Dataset items:
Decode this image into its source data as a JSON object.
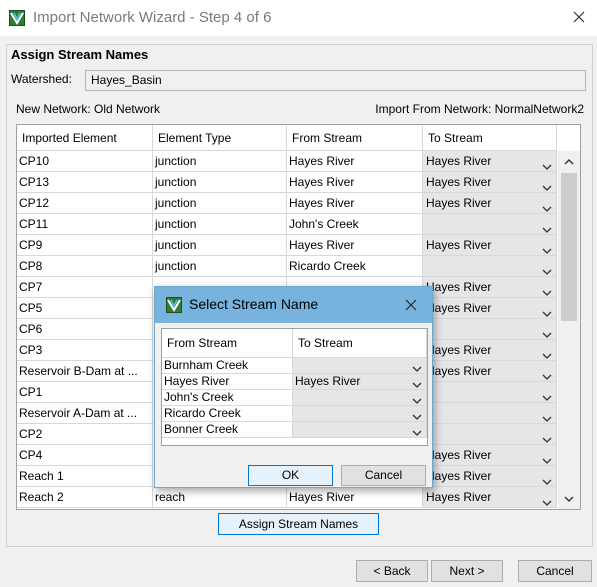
{
  "window": {
    "title": "Import Network Wizard - Step 4 of 6"
  },
  "panel": {
    "title": "Assign Stream Names",
    "watershed_label": "Watershed:",
    "watershed_value": "Hayes_Basin",
    "new_network": "New Network: Old Network",
    "import_from": "Import From Network: NormalNetwork2"
  },
  "table": {
    "columns": [
      "Imported Element",
      "Element Type",
      "From Stream",
      "To Stream"
    ],
    "rows": [
      {
        "element": "CP10",
        "type": "junction",
        "from": "Hayes River",
        "to": "Hayes River"
      },
      {
        "element": "CP13",
        "type": "junction",
        "from": "Hayes River",
        "to": "Hayes River"
      },
      {
        "element": "CP12",
        "type": "junction",
        "from": "Hayes River",
        "to": "Hayes River"
      },
      {
        "element": "CP11",
        "type": "junction",
        "from": "John's Creek",
        "to": ""
      },
      {
        "element": "CP9",
        "type": "junction",
        "from": "Hayes River",
        "to": "Hayes River"
      },
      {
        "element": "CP8",
        "type": "junction",
        "from": "Ricardo Creek",
        "to": ""
      },
      {
        "element": "CP7",
        "type": "",
        "from": "",
        "to": "Hayes River"
      },
      {
        "element": "CP5",
        "type": "",
        "from": "",
        "to": "Hayes River"
      },
      {
        "element": "CP6",
        "type": "",
        "from": "",
        "to": ""
      },
      {
        "element": "CP3",
        "type": "",
        "from": "",
        "to": "Hayes River"
      },
      {
        "element": "Reservoir B-Dam at ...",
        "type": "",
        "from": "",
        "to": "Hayes River"
      },
      {
        "element": "CP1",
        "type": "",
        "from": "",
        "to": ""
      },
      {
        "element": "Reservoir A-Dam at ...",
        "type": "",
        "from": "",
        "to": ""
      },
      {
        "element": "CP2",
        "type": "",
        "from": "",
        "to": ""
      },
      {
        "element": "CP4",
        "type": "",
        "from": "",
        "to": "Hayes River"
      },
      {
        "element": "Reach 1",
        "type": "",
        "from": "",
        "to": "Hayes River"
      },
      {
        "element": "Reach 2",
        "type": "reach",
        "from": "Hayes River",
        "to": "Hayes River"
      }
    ]
  },
  "assign_button": "Assign Stream Names",
  "footer": {
    "back": "< Back",
    "next": "Next >",
    "cancel": "Cancel"
  },
  "dialog": {
    "title": "Select Stream Name",
    "columns": [
      "From Stream",
      "To Stream"
    ],
    "rows": [
      {
        "from": "Burnham Creek",
        "to": ""
      },
      {
        "from": "Hayes River",
        "to": "Hayes River"
      },
      {
        "from": "John's Creek",
        "to": ""
      },
      {
        "from": "Ricardo Creek",
        "to": ""
      },
      {
        "from": "Bonner Creek",
        "to": ""
      }
    ],
    "ok": "OK",
    "cancel": "Cancel"
  },
  "colors": {
    "accent": "#0078d7",
    "dialog_titlebar": "#77b3dc",
    "selected_cell": "#e6e6e6"
  },
  "icons": {
    "app": "network-wizard-icon",
    "close": "close-icon",
    "dropdown": "chevron-down-icon"
  }
}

> Direction
Omit every image. Quote each record exactly.

> Result of this task
Decode this image into its source data as a JSON object.
{
  "window": {
    "title": "Import Network Wizard - Step 4 of 6"
  },
  "panel": {
    "title": "Assign Stream Names",
    "watershed_label": "Watershed:",
    "watershed_value": "Hayes_Basin",
    "new_network": "New Network: Old Network",
    "import_from": "Import From Network: NormalNetwork2"
  },
  "table": {
    "columns": [
      "Imported Element",
      "Element Type",
      "From Stream",
      "To Stream"
    ],
    "rows": [
      {
        "element": "CP10",
        "type": "junction",
        "from": "Hayes River",
        "to": "Hayes River"
      },
      {
        "element": "CP13",
        "type": "junction",
        "from": "Hayes River",
        "to": "Hayes River"
      },
      {
        "element": "CP12",
        "type": "junction",
        "from": "Hayes River",
        "to": "Hayes River"
      },
      {
        "element": "CP11",
        "type": "junction",
        "from": "John's Creek",
        "to": ""
      },
      {
        "element": "CP9",
        "type": "junction",
        "from": "Hayes River",
        "to": "Hayes River"
      },
      {
        "element": "CP8",
        "type": "junction",
        "from": "Ricardo Creek",
        "to": ""
      },
      {
        "element": "CP7",
        "type": "",
        "from": "",
        "to": "Hayes River"
      },
      {
        "element": "CP5",
        "type": "",
        "from": "",
        "to": "Hayes River"
      },
      {
        "element": "CP6",
        "type": "",
        "from": "",
        "to": ""
      },
      {
        "element": "CP3",
        "type": "",
        "from": "",
        "to": "Hayes River"
      },
      {
        "element": "Reservoir B-Dam at ...",
        "type": "",
        "from": "",
        "to": "Hayes River"
      },
      {
        "element": "CP1",
        "type": "",
        "from": "",
        "to": ""
      },
      {
        "element": "Reservoir A-Dam at ...",
        "type": "",
        "from": "",
        "to": ""
      },
      {
        "element": "CP2",
        "type": "",
        "from": "",
        "to": ""
      },
      {
        "element": "CP4",
        "type": "",
        "from": "",
        "to": "Hayes River"
      },
      {
        "element": "Reach 1",
        "type": "",
        "from": "",
        "to": "Hayes River"
      },
      {
        "element": "Reach 2",
        "type": "reach",
        "from": "Hayes River",
        "to": "Hayes River"
      }
    ]
  },
  "assign_button": "Assign Stream Names",
  "footer": {
    "back": "< Back",
    "next": "Next >",
    "cancel": "Cancel"
  },
  "dialog": {
    "title": "Select Stream Name",
    "columns": [
      "From Stream",
      "To Stream"
    ],
    "rows": [
      {
        "from": "Burnham Creek",
        "to": ""
      },
      {
        "from": "Hayes River",
        "to": "Hayes River"
      },
      {
        "from": "John's Creek",
        "to": ""
      },
      {
        "from": "Ricardo Creek",
        "to": ""
      },
      {
        "from": "Bonner Creek",
        "to": ""
      }
    ],
    "ok": "OK",
    "cancel": "Cancel"
  },
  "colors": {
    "accent": "#0078d7",
    "dialog_titlebar": "#77b3dc",
    "selected_cell": "#e6e6e6"
  },
  "icons": {
    "app": "network-wizard-icon",
    "close": "close-icon",
    "dropdown": "chevron-down-icon"
  }
}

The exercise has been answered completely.